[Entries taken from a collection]
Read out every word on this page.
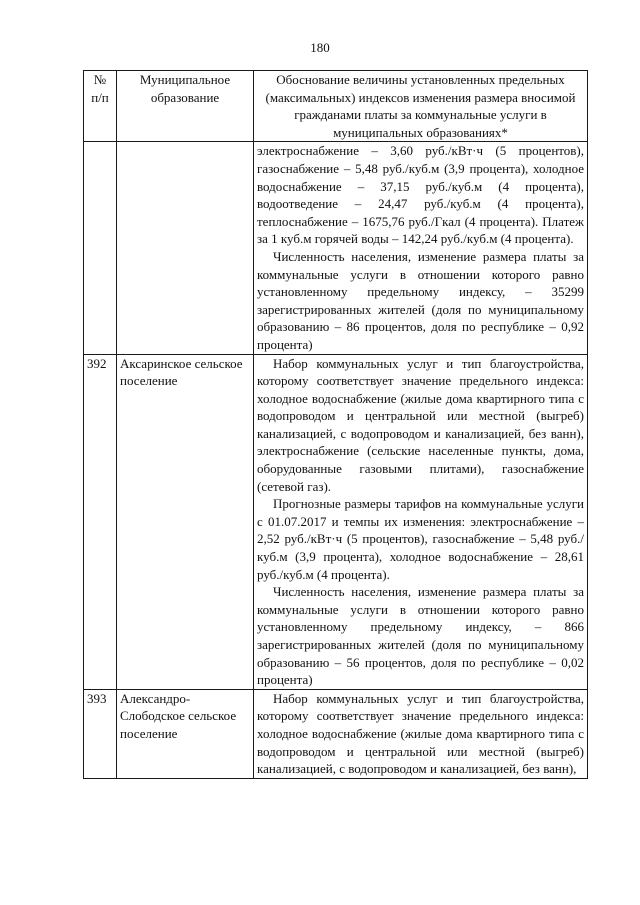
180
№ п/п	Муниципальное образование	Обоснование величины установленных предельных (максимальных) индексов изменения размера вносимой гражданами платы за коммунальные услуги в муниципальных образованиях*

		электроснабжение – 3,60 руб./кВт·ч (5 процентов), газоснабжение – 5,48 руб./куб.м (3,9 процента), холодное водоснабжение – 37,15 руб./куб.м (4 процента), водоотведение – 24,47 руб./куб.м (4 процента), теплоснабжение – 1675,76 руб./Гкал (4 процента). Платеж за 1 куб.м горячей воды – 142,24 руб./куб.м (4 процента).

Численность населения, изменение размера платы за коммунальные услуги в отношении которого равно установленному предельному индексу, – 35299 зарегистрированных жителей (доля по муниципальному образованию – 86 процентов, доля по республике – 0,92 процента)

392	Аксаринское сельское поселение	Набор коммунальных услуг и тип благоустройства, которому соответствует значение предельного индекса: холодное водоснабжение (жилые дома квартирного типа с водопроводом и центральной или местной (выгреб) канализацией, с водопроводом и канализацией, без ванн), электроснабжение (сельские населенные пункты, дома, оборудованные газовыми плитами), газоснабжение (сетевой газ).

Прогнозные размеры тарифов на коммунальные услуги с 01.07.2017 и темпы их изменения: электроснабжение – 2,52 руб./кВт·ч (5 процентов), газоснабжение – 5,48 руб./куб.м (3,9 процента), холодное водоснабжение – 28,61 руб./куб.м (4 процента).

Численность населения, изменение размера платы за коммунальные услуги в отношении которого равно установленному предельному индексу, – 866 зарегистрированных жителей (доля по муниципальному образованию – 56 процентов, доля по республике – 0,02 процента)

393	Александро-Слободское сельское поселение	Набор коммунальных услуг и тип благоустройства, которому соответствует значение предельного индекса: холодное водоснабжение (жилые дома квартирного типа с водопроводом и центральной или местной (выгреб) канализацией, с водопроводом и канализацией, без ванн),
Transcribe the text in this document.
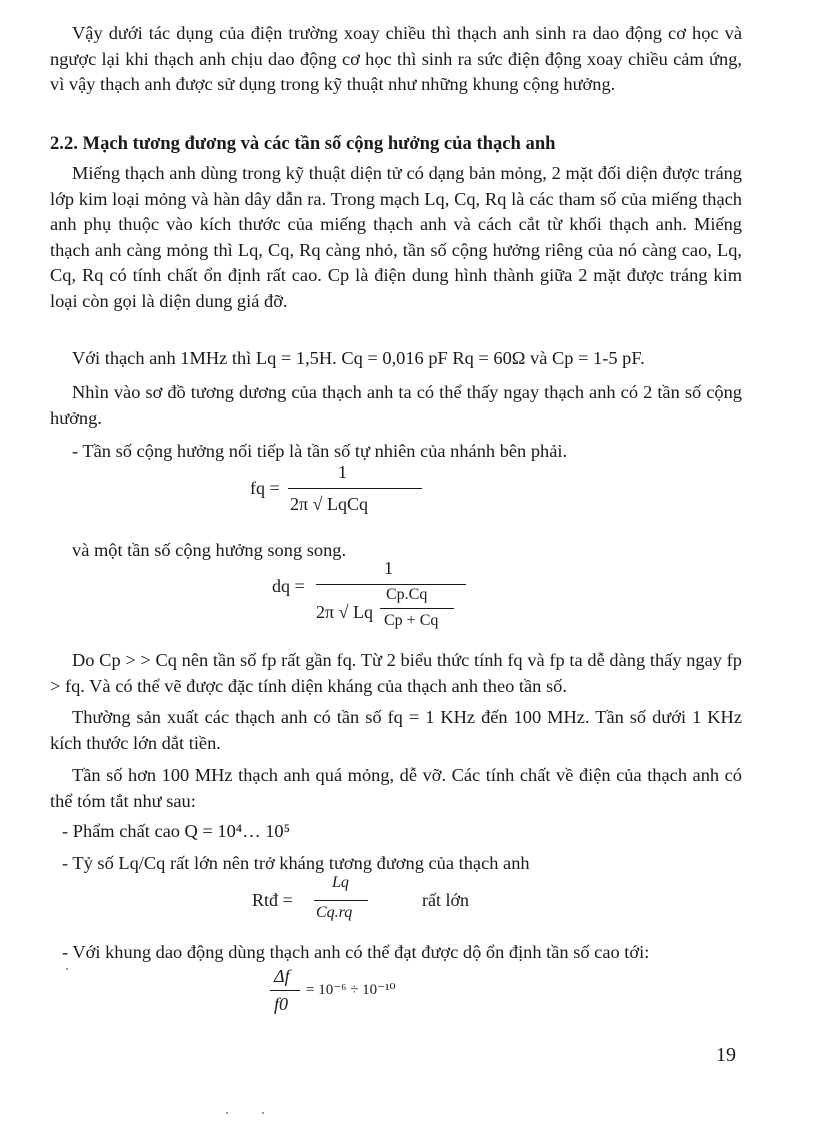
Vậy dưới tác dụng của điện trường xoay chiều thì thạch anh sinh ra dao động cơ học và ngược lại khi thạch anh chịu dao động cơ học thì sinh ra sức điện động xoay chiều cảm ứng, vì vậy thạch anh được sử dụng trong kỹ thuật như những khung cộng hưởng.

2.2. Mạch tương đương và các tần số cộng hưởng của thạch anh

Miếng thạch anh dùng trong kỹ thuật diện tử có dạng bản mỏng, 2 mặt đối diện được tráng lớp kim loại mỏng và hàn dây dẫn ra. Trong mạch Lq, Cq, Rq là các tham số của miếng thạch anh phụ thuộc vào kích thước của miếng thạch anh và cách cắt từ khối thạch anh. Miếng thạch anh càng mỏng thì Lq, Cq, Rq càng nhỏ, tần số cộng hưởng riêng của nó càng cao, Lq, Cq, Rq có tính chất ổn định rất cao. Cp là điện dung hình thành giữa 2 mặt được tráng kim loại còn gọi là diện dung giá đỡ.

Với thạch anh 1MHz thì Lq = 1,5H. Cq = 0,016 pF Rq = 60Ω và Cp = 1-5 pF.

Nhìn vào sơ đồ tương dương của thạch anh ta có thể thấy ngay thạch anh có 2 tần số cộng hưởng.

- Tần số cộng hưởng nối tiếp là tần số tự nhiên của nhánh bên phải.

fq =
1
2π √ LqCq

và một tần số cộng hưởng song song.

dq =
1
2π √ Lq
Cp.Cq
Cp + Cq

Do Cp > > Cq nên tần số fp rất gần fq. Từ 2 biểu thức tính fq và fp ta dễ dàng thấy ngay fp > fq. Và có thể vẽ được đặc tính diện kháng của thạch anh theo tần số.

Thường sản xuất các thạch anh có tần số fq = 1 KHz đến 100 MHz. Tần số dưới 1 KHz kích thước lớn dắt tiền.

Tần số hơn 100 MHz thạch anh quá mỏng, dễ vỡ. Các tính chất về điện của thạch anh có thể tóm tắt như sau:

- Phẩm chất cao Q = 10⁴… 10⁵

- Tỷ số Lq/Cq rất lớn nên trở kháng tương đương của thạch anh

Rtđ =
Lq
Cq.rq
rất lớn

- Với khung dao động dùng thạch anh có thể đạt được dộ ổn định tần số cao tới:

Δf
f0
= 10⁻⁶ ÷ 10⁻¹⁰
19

---

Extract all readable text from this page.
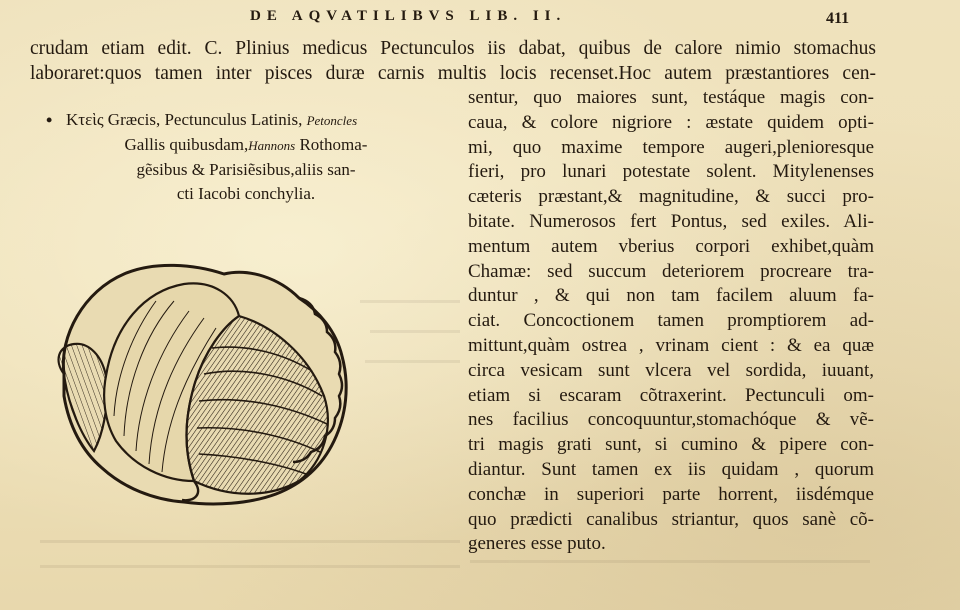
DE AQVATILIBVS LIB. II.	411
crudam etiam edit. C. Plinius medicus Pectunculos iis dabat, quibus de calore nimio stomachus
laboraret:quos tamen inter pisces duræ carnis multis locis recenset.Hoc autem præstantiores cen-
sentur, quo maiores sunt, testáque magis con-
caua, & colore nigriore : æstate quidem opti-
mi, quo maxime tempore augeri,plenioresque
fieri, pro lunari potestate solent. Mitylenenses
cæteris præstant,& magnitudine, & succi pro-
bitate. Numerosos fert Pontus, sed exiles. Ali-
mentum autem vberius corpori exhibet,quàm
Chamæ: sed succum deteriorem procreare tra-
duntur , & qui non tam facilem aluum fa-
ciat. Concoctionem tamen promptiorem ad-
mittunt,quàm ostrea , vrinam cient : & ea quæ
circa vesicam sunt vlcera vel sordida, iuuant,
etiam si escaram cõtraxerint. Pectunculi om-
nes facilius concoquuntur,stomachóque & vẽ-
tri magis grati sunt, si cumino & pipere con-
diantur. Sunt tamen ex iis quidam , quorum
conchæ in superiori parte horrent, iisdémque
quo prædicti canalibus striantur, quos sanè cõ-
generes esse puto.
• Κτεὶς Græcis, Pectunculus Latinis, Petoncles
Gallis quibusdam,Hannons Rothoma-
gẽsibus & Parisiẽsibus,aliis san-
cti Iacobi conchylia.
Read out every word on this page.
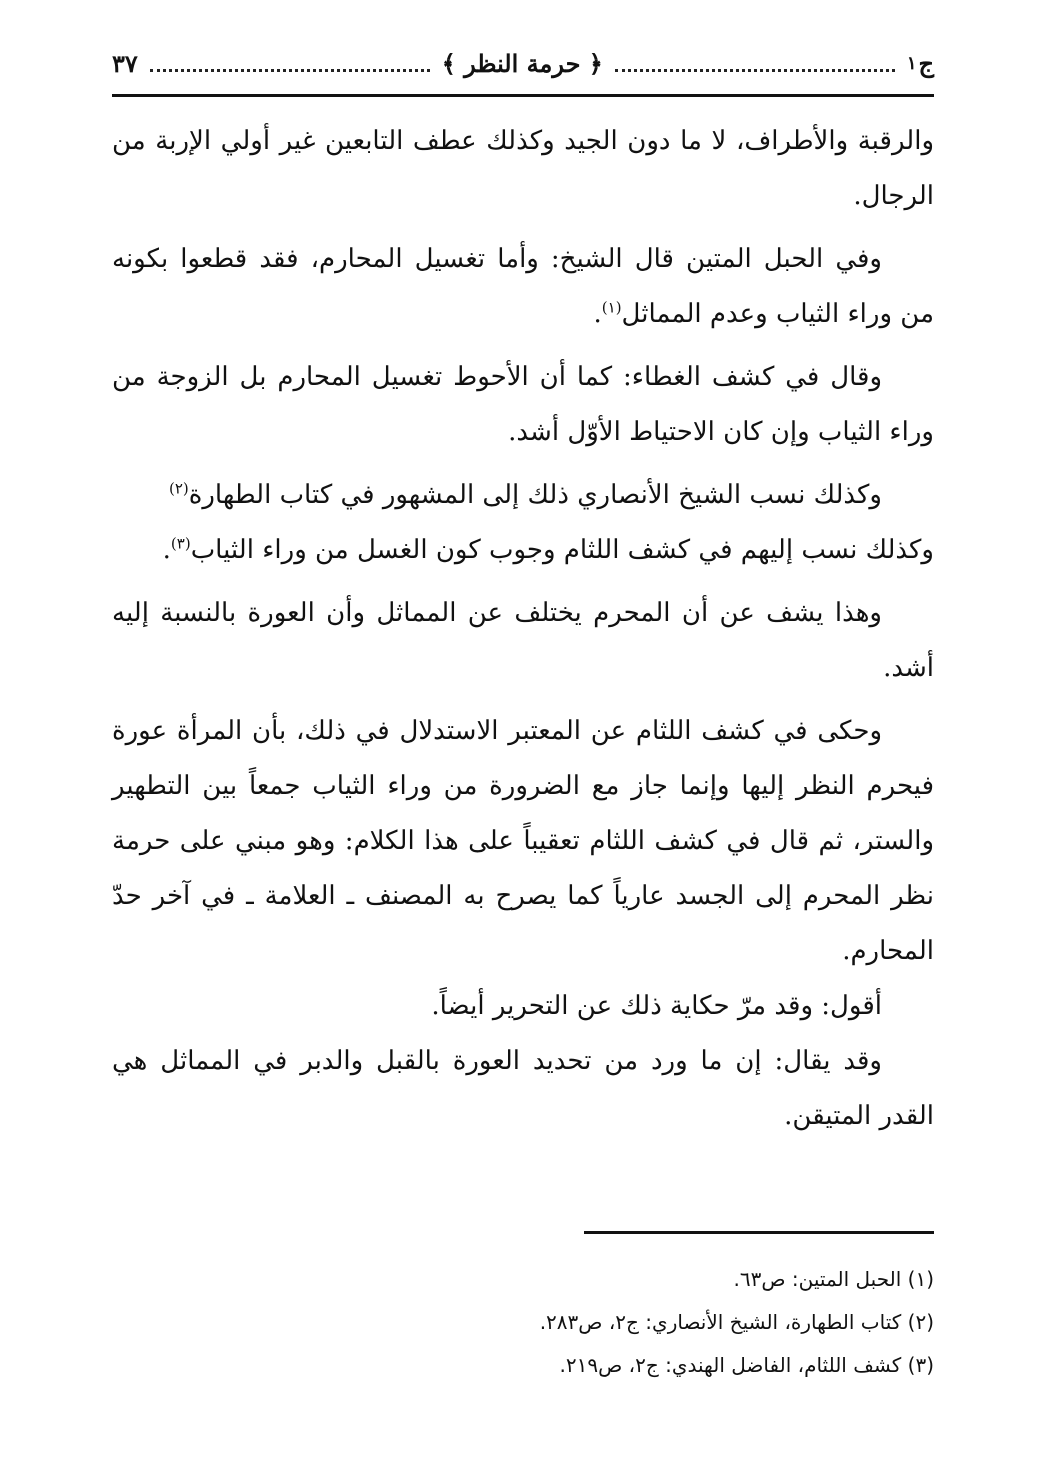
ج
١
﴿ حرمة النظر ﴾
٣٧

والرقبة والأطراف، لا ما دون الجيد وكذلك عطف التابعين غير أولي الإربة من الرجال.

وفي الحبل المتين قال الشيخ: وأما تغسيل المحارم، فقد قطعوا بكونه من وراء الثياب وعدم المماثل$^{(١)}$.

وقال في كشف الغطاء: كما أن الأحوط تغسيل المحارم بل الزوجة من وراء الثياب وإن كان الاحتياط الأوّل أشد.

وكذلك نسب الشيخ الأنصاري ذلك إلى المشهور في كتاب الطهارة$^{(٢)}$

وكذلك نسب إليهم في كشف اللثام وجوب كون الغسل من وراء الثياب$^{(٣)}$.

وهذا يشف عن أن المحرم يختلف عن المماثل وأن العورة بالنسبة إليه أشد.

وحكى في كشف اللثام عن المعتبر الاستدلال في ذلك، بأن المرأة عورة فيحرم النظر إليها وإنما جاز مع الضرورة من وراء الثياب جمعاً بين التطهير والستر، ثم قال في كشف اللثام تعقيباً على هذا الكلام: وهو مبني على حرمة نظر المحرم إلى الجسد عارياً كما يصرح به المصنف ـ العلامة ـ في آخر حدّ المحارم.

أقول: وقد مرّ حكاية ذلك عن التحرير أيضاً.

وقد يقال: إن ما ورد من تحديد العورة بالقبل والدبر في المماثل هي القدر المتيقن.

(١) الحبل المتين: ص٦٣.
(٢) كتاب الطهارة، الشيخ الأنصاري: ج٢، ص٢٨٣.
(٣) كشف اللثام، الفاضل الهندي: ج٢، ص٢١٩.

--

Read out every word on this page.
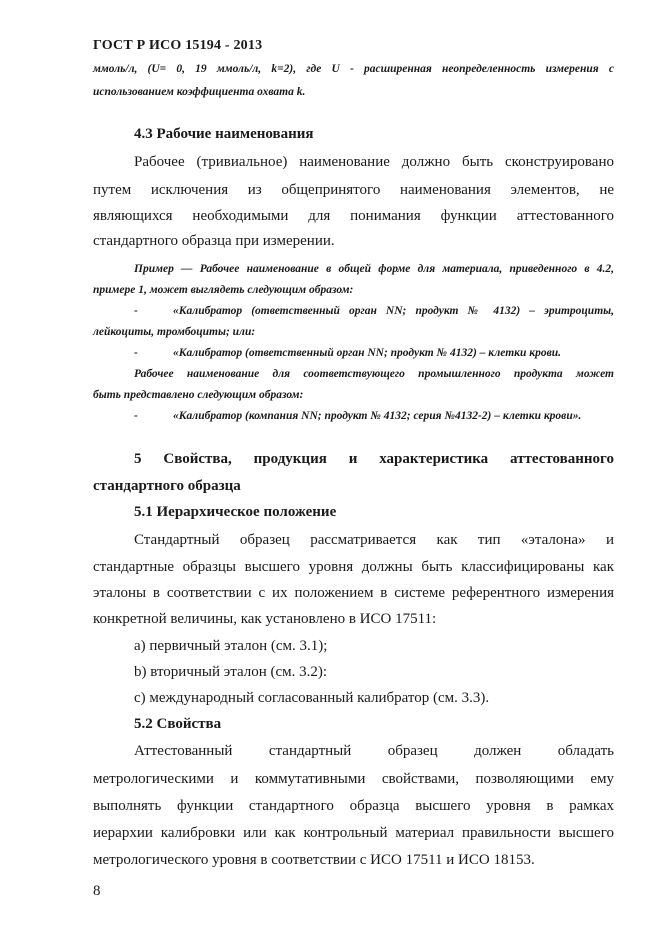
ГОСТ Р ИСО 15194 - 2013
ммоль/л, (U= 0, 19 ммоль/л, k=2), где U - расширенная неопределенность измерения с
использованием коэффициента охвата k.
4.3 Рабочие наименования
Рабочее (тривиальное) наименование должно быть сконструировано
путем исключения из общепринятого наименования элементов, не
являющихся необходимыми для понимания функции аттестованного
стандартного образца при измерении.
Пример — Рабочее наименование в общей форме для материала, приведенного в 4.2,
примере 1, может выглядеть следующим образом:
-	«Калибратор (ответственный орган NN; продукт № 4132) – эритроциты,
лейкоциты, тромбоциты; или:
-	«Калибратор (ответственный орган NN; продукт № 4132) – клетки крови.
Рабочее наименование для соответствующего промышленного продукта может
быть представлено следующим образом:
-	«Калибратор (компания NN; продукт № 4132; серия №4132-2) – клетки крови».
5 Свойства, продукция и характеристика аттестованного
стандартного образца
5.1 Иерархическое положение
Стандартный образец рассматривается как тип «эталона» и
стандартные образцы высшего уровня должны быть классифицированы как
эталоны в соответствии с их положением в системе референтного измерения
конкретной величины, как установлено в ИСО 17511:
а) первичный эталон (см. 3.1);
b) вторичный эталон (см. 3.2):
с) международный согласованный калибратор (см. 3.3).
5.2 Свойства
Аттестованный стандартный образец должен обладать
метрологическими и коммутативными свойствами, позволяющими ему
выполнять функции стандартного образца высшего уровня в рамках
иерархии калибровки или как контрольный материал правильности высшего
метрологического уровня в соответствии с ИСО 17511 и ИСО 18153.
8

> _Written request_
Gather up every line from the listing above in which the word "установленному" occurs.

> _Problem solution_
Численность населения, изменение размера платы за коммунальные услуги в отношении которого равно установленному предельному индексу, – 35299 зарегистрированных жителей (доля по муниципальному образованию – 86 процентов, доля по республике – 0,92 процента)
Численность населения, изменение размера платы за коммунальные услуги в отношении которого равно установленному предельному индексу, – 866 зарегистрированных жителей (доля по муниципальному образованию – 56 процентов, доля по республике – 0,02 процента)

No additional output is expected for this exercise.